- [Task]: Arrange every line of the records below as a single numbered list, skipping any blank lines. Leave the pictures out of your answer.

══ Records supplied

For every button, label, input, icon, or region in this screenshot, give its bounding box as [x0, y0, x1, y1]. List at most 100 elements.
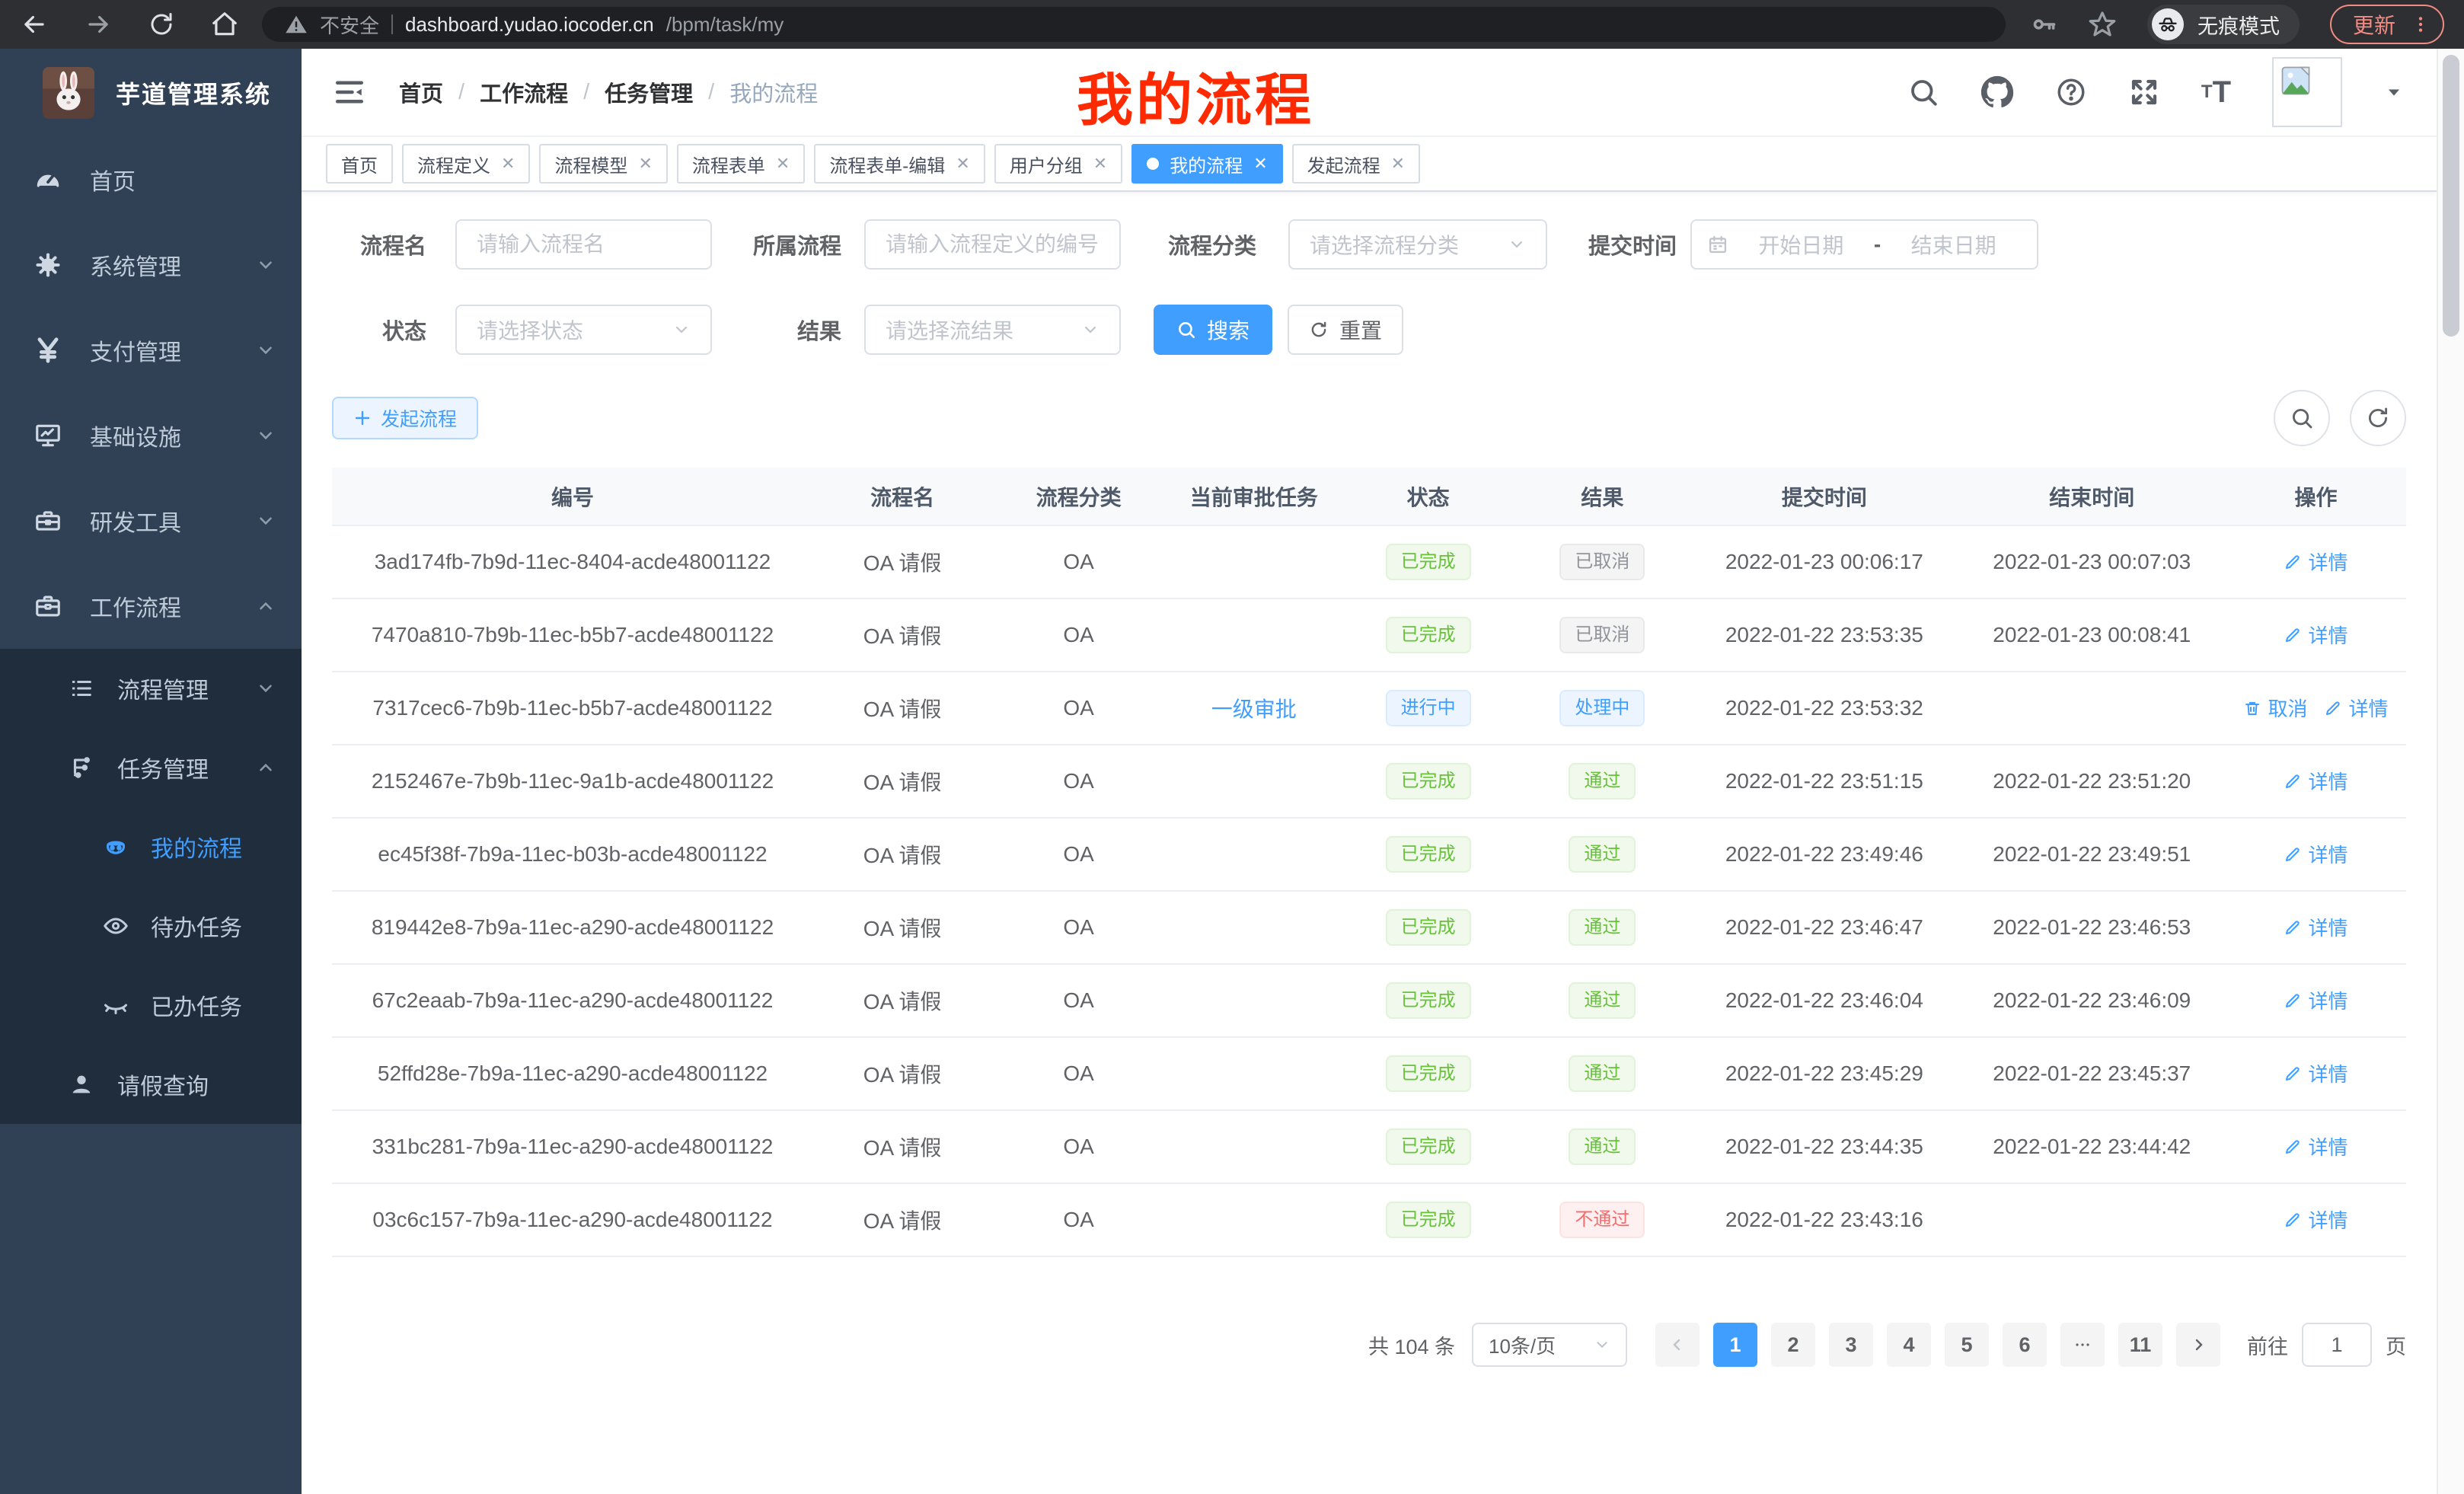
next-page-button[interactable] [2176, 1323, 2220, 1367]
detail-link[interactable]: 详情 [2284, 1205, 2348, 1234]
page-button-6[interactable]: 6 [2003, 1323, 2047, 1367]
page-button-4[interactable]: 4 [1887, 1323, 1931, 1367]
detail-link[interactable]: 详情 [2324, 694, 2388, 722]
tab-process-model[interactable]: 流程模型✕ [539, 144, 667, 184]
detail-link[interactable]: 详情 [2284, 986, 2348, 1014]
page-button-5[interactable]: 5 [1945, 1323, 1989, 1367]
tab-close-icon[interactable]: ✕ [776, 155, 790, 172]
browser-menu-icon[interactable] [2411, 14, 2430, 34]
reload-icon[interactable] [148, 11, 175, 38]
workflow-submenu: 流程管理 任务管理 我的流程 待办任务 已办任务 请假 [0, 649, 302, 1124]
prev-page-button[interactable] [1655, 1323, 1700, 1367]
sidebar-item-workflow[interactable]: 工作流程 [0, 563, 302, 649]
search-button[interactable]: 搜索 [1154, 305, 1272, 355]
sidebar-item-my-process[interactable]: 我的流程 [0, 807, 302, 886]
page-button-last[interactable]: 11 [2118, 1323, 2162, 1367]
result-select[interactable]: 请选择流结果 [864, 305, 1121, 355]
more-pages-button[interactable] [2060, 1323, 2105, 1367]
tab-close-icon[interactable]: ✕ [501, 155, 515, 172]
page-size-select[interactable]: 10条/页 [1472, 1323, 1627, 1367]
tab-close-icon[interactable]: ✕ [956, 155, 969, 172]
tab-home[interactable]: 首页 [326, 144, 393, 184]
detail-link[interactable]: 详情 [2284, 1059, 2348, 1087]
sidebar-item-todo-tasks[interactable]: 待办任务 [0, 886, 302, 966]
sidebar-toggle-icon[interactable] [334, 76, 365, 108]
sidebar-item-home[interactable]: 首页 [0, 137, 302, 222]
github-icon[interactable] [1980, 75, 2014, 109]
sidebar-item-system[interactable]: 系统管理 [0, 222, 302, 308]
ellipsis-icon [2073, 1336, 2092, 1354]
scrollbar-thumb[interactable] [2443, 55, 2459, 337]
tab-close-icon[interactable]: ✕ [1253, 155, 1267, 172]
tab-start-process[interactable]: 发起流程✕ [1292, 144, 1420, 184]
tab-user-group[interactable]: 用户分组✕ [994, 144, 1122, 184]
toggle-search-button[interactable] [2274, 390, 2330, 446]
sidebar-item-leave-query[interactable]: 请假查询 [0, 1045, 302, 1124]
cancel-link[interactable]: 取消 [2243, 694, 2307, 722]
breadcrumb-home[interactable]: 首页 [399, 76, 443, 108]
cell-end-time: 2022-01-23 00:08:41 [1958, 599, 2226, 672]
cell-category: OA [991, 1110, 1166, 1183]
status-select[interactable]: 请选择状态 [455, 305, 712, 355]
update-button[interactable]: 更新 [2330, 5, 2444, 44]
col-actions: 操作 [2226, 468, 2406, 525]
breadcrumb-task-mgmt[interactable]: 任务管理 [605, 76, 693, 108]
tab-label: 我的流程 [1170, 151, 1243, 177]
tab-my-process[interactable]: 我的流程 ✕ [1131, 144, 1282, 184]
cell-name: OA 请假 [813, 891, 991, 964]
sidebar-item-process-mgmt[interactable]: 流程管理 [0, 649, 302, 728]
user-menu-caret-icon[interactable] [2383, 81, 2405, 103]
detail-link[interactable]: 详情 [2284, 1132, 2348, 1160]
font-size-icon[interactable]: TT [2201, 75, 2231, 110]
cell-category: OA [991, 1183, 1166, 1256]
page-button-3[interactable]: 3 [1829, 1323, 1873, 1367]
result-badge: 通过 [1569, 836, 1636, 873]
tab-close-icon[interactable]: ✕ [1093, 155, 1107, 172]
avatar[interactable] [2272, 57, 2342, 127]
forward-icon[interactable] [84, 10, 113, 39]
category-select[interactable]: 请选择流程分类 [1288, 219, 1547, 270]
edit-pencil-icon [2284, 918, 2302, 937]
start-process-button[interactable]: 发起流程 [332, 397, 478, 439]
tab-close-icon[interactable]: ✕ [1391, 155, 1405, 172]
detail-link[interactable]: 详情 [2284, 621, 2348, 649]
back-icon[interactable] [20, 10, 49, 39]
eye-icon [102, 912, 129, 940]
breadcrumb-workflow[interactable]: 工作流程 [480, 76, 568, 108]
url-bar[interactable]: 不安全 dashboard.yudao.iocoder.cn /bpm/task… [262, 7, 2006, 42]
sidebar-item-infra[interactable]: 基础设施 [0, 393, 302, 478]
tab-process-definition[interactable]: 流程定义✕ [402, 144, 530, 184]
result-badge: 处理中 [1559, 690, 1645, 726]
process-definition-input[interactable] [864, 219, 1121, 270]
bookmark-star-icon[interactable] [2088, 10, 2117, 39]
sidebar-item-devtools[interactable]: 研发工具 [0, 478, 302, 563]
page-button-1[interactable]: 1 [1713, 1323, 1757, 1367]
password-key-icon[interactable] [2030, 11, 2057, 38]
refresh-table-button[interactable] [2350, 390, 2406, 446]
detail-link[interactable]: 详情 [2284, 840, 2348, 868]
sidebar-item-pay[interactable]: 支付管理 [0, 308, 302, 393]
detail-link[interactable]: 详情 [2284, 767, 2348, 795]
tab-process-form-edit[interactable]: 流程表单-编辑✕ [814, 144, 985, 184]
reset-button[interactable]: 重置 [1288, 305, 1403, 355]
help-icon[interactable] [2055, 76, 2087, 108]
sidebar-item-label: 我的流程 [151, 830, 242, 864]
cell-actions: 详情 [2226, 891, 2406, 964]
process-name-input[interactable] [455, 219, 712, 270]
sidebar-item-done-tasks[interactable]: 已办任务 [0, 966, 302, 1045]
sidebar-item-task-mgmt[interactable]: 任务管理 [0, 728, 302, 807]
current-task-link[interactable]: 一级审批 [1211, 698, 1297, 721]
tab-close-icon[interactable]: ✕ [638, 155, 652, 172]
detail-link[interactable]: 详情 [2284, 913, 2348, 941]
goto-page-input[interactable] [2302, 1323, 2372, 1367]
page-scrollbar[interactable] [2437, 49, 2464, 1494]
search-icon[interactable] [1907, 76, 1939, 108]
result-select-placeholder: 请选择流结果 [886, 314, 1013, 345]
fullscreen-icon[interactable] [2128, 76, 2160, 108]
page-button-2[interactable]: 2 [1771, 1323, 1815, 1367]
tree-list-icon [69, 675, 94, 701]
tab-process-form[interactable]: 流程表单✕ [677, 144, 805, 184]
home-icon[interactable] [210, 10, 239, 39]
detail-link[interactable]: 详情 [2284, 547, 2348, 576]
submit-time-range-picker[interactable]: 开始日期 - 结束日期 [1690, 219, 2038, 270]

════

- [Exercise answer]:
1. For every button, label, input, icon, or region in this screenshot, give its bounding box as [x0, y0, x1, y1]. List at most 100 elements.
2. next-page-button[interactable] [2176, 1323, 2220, 1367]
3. detail-link[interactable]: 详情 [2284, 1205, 2348, 1234]
4. page-button-6[interactable]: 6 [2003, 1323, 2047, 1367]
5. page-button-4[interactable]: 4 [1887, 1323, 1931, 1367]
6. detail-link[interactable]: 详情 [2324, 694, 2388, 722]
7. tab-process-model[interactable]: 流程模型✕ [539, 144, 667, 184]
8. detail-link[interactable]: 详情 [2284, 986, 2348, 1014]
9. page-button-5[interactable]: 5 [1945, 1323, 1989, 1367]
10. tab-close-icon[interactable]: ✕ [776, 155, 790, 172]
11. browser-menu-icon[interactable] [2411, 14, 2430, 34]
12. reload-icon[interactable] [148, 11, 175, 38]
13. workflow-submenu: 流程管理 任务管理 我的流程 待办任务 已办任务 请假 [0, 649, 302, 1124]
14. prev-page-button[interactable] [1655, 1323, 1700, 1367]
15. sidebar-item-workflow[interactable]: 工作流程 [0, 563, 302, 649]
16. search-button[interactable]: 搜索 [1154, 305, 1272, 355]
17. sidebar-item-my-process[interactable]: 我的流程 [0, 807, 302, 886]
18. page-button-last[interactable]: 11 [2118, 1323, 2162, 1367]
19. result-select[interactable]: 请选择流结果 [864, 305, 1121, 355]
20. more-pages-button[interactable] [2060, 1323, 2105, 1367]
21. tab-close-icon[interactable]: ✕ [501, 155, 515, 172]
22. page-size-select[interactable]: 10条/页 [1472, 1323, 1627, 1367]
23. tab-close-icon[interactable]: ✕ [956, 155, 969, 172]
24. tab-home[interactable]: 首页 [326, 144, 393, 184]
25. detail-link[interactable]: 详情 [2284, 1059, 2348, 1087]
26. sidebar-item-todo-tasks[interactable]: 待办任务 [0, 886, 302, 966]
27. sidebar-toggle-icon[interactable] [334, 76, 365, 108]
28. sidebar-item-home[interactable]: 首页 [0, 137, 302, 222]
29. github-icon[interactable] [1980, 75, 2014, 109]
30. sidebar-item-system[interactable]: 系统管理 [0, 222, 302, 308]
31. ellipsis-icon [2073, 1336, 2092, 1354]
32. scrollbar-thumb[interactable] [2443, 55, 2459, 337]
33. tab-close-icon[interactable]: ✕ [1253, 155, 1267, 172]
34. tab-start-process[interactable]: 发起流程✕ [1292, 144, 1420, 184]
35. tab-user-group[interactable]: 用户分组✕ [994, 144, 1122, 184]
36. toggle-search-button[interactable] [2274, 390, 2330, 446]
37. sidebar-item-leave-query[interactable]: 请假查询 [0, 1045, 302, 1124]
38. cancel-link[interactable]: 取消 [2243, 694, 2307, 722]
39. breadcrumb-home[interactable]: 首页 [399, 76, 443, 108]
40. cell-end-time: 2022-01-23 00:08:41 [1958, 599, 2226, 672]
41. cell-category: OA [991, 1110, 1166, 1183]
42. status-select[interactable]: 请选择状态 [455, 305, 712, 355]
43. update-button[interactable]: 更新 [2330, 5, 2444, 44]
44. col-actions: 操作 [2226, 468, 2406, 525]
45. breadcrumb-task-mgmt[interactable]: 任务管理 [605, 76, 693, 108]
46. tab-label: 我的流程 [1170, 151, 1243, 177]
47. tab-my-process[interactable]: 我的流程 ✕ [1131, 144, 1282, 184]
48. cell-name: OA 请假 [813, 891, 991, 964]
49. sidebar-item-process-mgmt[interactable]: 流程管理 [0, 649, 302, 728]
50. user-menu-caret-icon[interactable] [2383, 81, 2405, 103]
51. detail-link[interactable]: 详情 [2284, 1132, 2348, 1160]
52. font-size-icon[interactable]: TT [2201, 75, 2231, 110]
53. cell-category: OA [991, 1183, 1166, 1256]
54. page-button-3[interactable]: 3 [1829, 1323, 1873, 1367]
55. result-badge: 通过 [1569, 836, 1636, 873]
56. tab-close-icon[interactable]: ✕ [1093, 155, 1107, 172]
57. avatar[interactable] [2272, 57, 2342, 127]
58. forward-icon[interactable] [84, 10, 113, 39]
59. category-select[interactable]: 请选择流程分类 [1288, 219, 1547, 270]
60. edit-pencil-icon [2284, 918, 2302, 937]
61. start-process-button[interactable]: 发起流程 [332, 397, 478, 439]
62. tab-close-icon[interactable]: ✕ [1391, 155, 1405, 172]
63. detail-link[interactable]: 详情 [2284, 621, 2348, 649]
64. back-icon[interactable] [20, 10, 49, 39]
65. eye-icon [102, 912, 129, 940]
66. breadcrumb-workflow[interactable]: 工作流程 [480, 76, 568, 108]
67. url-bar[interactable]: 不安全 dashboard.yudao.iocoder.cn /bpm/task… [262, 7, 2006, 42]
68. sidebar-item-infra[interactable]: 基础设施 [0, 393, 302, 478]
69. tab-process-definition[interactable]: 流程定义✕ [402, 144, 530, 184]
70. result-badge: 处理中 [1559, 690, 1645, 726]
71. process-definition-input[interactable] [864, 219, 1121, 270]
72. bookmark-star-icon[interactable] [2088, 10, 2117, 39]
73. sidebar-item-devtools[interactable]: 研发工具 [0, 478, 302, 563]
74. page-button-1[interactable]: 1 [1713, 1323, 1757, 1367]
75. password-key-icon[interactable] [2030, 11, 2057, 38]
76. refresh-table-button[interactable] [2350, 390, 2406, 446]
77. detail-link[interactable]: 详情 [2284, 840, 2348, 868]
78. sidebar-item-pay[interactable]: 支付管理 [0, 308, 302, 393]
79. detail-link[interactable]: 详情 [2284, 767, 2348, 795]
80. tab-process-form-edit[interactable]: 流程表单-编辑✕ [814, 144, 985, 184]
81. reset-button[interactable]: 重置 [1288, 305, 1403, 355]
82. help-icon[interactable] [2055, 76, 2087, 108]
83. sidebar-item-label: 我的流程 [151, 830, 242, 864]
84. cell-actions: 详情 [2226, 891, 2406, 964]
85. process-name-input[interactable] [455, 219, 712, 270]
86. sidebar-item-done-tasks[interactable]: 已办任务 [0, 966, 302, 1045]
87. sidebar-item-task-mgmt[interactable]: 任务管理 [0, 728, 302, 807]
88. current-task-link[interactable]: 一级审批 [1211, 698, 1297, 721]
89. tab-close-icon[interactable]: ✕ [638, 155, 652, 172]
90. detail-link[interactable]: 详情 [2284, 913, 2348, 941]
91. goto-page-input[interactable] [2302, 1323, 2372, 1367]
92. page-scrollbar[interactable] [2437, 49, 2464, 1494]
93. search-icon[interactable] [1907, 76, 1939, 108]
94. result-select-placeholder: 请选择流结果 [886, 314, 1013, 345]
95. fullscreen-icon[interactable] [2128, 76, 2160, 108]
96. page-button-2[interactable]: 2 [1771, 1323, 1815, 1367]
97. tree-list-icon [69, 675, 94, 701]
98. tab-process-form[interactable]: 流程表单✕ [677, 144, 805, 184]
99. home-icon[interactable] [210, 10, 239, 39]
100. detail-link[interactable]: 详情 [2284, 547, 2348, 576]
101. submit-time-range-picker[interactable]: 开始日期 - 结束日期 [1690, 219, 2038, 270]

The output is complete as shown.